# Instruction
Quote the data verbatim, starting at its first line and ending at the line that contains "deceased-name: حاج عزت".

# Input rows
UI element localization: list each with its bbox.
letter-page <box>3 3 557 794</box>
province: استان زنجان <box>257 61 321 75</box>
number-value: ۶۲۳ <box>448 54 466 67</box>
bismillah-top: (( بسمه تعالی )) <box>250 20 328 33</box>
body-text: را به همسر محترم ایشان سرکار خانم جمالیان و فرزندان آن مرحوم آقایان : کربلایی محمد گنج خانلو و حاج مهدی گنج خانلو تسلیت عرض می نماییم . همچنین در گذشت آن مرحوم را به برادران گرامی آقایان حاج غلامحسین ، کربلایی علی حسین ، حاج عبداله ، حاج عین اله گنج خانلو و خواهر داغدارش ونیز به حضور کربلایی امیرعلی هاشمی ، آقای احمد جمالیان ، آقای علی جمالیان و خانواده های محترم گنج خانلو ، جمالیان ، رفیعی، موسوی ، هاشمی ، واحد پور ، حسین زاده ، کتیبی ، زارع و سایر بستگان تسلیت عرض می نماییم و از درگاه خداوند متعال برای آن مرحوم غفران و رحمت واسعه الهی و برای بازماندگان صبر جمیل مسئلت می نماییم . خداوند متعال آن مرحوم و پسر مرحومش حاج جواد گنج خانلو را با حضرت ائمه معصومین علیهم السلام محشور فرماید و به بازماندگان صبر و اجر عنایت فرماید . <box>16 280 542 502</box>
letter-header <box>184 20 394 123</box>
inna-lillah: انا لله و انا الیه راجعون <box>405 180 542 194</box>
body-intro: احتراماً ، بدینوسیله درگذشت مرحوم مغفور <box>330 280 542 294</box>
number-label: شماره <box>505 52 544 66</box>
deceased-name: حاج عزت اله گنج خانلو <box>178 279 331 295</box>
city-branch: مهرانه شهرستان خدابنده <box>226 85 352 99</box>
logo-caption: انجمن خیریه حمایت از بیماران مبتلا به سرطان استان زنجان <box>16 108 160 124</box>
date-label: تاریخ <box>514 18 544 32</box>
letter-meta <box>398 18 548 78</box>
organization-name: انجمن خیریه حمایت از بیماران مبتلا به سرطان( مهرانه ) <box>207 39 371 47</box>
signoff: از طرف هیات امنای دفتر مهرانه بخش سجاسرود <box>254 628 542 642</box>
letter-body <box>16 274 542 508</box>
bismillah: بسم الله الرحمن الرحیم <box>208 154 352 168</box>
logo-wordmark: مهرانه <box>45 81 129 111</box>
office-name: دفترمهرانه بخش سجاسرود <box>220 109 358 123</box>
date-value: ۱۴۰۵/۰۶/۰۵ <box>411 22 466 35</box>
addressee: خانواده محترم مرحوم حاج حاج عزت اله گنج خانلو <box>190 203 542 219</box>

# Solution to this problem
UI element localization: list each with its bbox.
letter-page <box>3 3 557 794</box>
province: استان زنجان <box>257 61 321 75</box>
number-value: ۶۲۳ <box>448 54 466 67</box>
bismillah-top: (( بسمه تعالی )) <box>250 20 328 33</box>
body-text: را به همسر محترم ایشان سرکار خانم جمالیان و فرزندان آن مرحوم آقایان : کربلایی محمد گنج خانلو و حاج مهدی گنج خانلو تسلیت عرض می نماییم . همچنین در گذشت آن مرحوم را به برادران گرامی آقایان حاج غلامحسین ، کربلایی علی حسین ، حاج عبداله ، حاج عین اله گنج خانلو و خواهر داغدارش ونیز به حضور کربلایی امیرعلی هاشمی ، آقای احمد جمالیان ، آقای علی جمالیان و خانواده های محترم گنج خانلو ، جمالیان ، رفیعی، موسوی ، هاشمی ، واحد پور ، حسین زاده ، کتیبی ، زارع و سایر بستگان تسلیت عرض می نماییم و از درگاه خداوند متعال برای آن مرحوم غفران و رحمت واسعه الهی و برای بازماندگان صبر جمیل مسئلت می نماییم . خداوند متعال آن مرحوم و پسر مرحومش حاج جواد گنج خانلو را با حضرت ائمه معصومین علیهم السلام محشور فرماید و به بازماندگان صبر و اجر عنایت فرماید . <box>16 280 542 502</box>
letter-header <box>184 20 394 123</box>
inna-lillah: انا لله و انا الیه راجعون <box>405 180 542 194</box>
body-intro: احتراماً ، بدینوسیله درگذشت مرحوم مغفور <box>330 280 542 294</box>
number-label: شماره <box>505 52 544 66</box>
deceased-name: حاج عزت اله گنج خانلو <box>178 279 331 295</box>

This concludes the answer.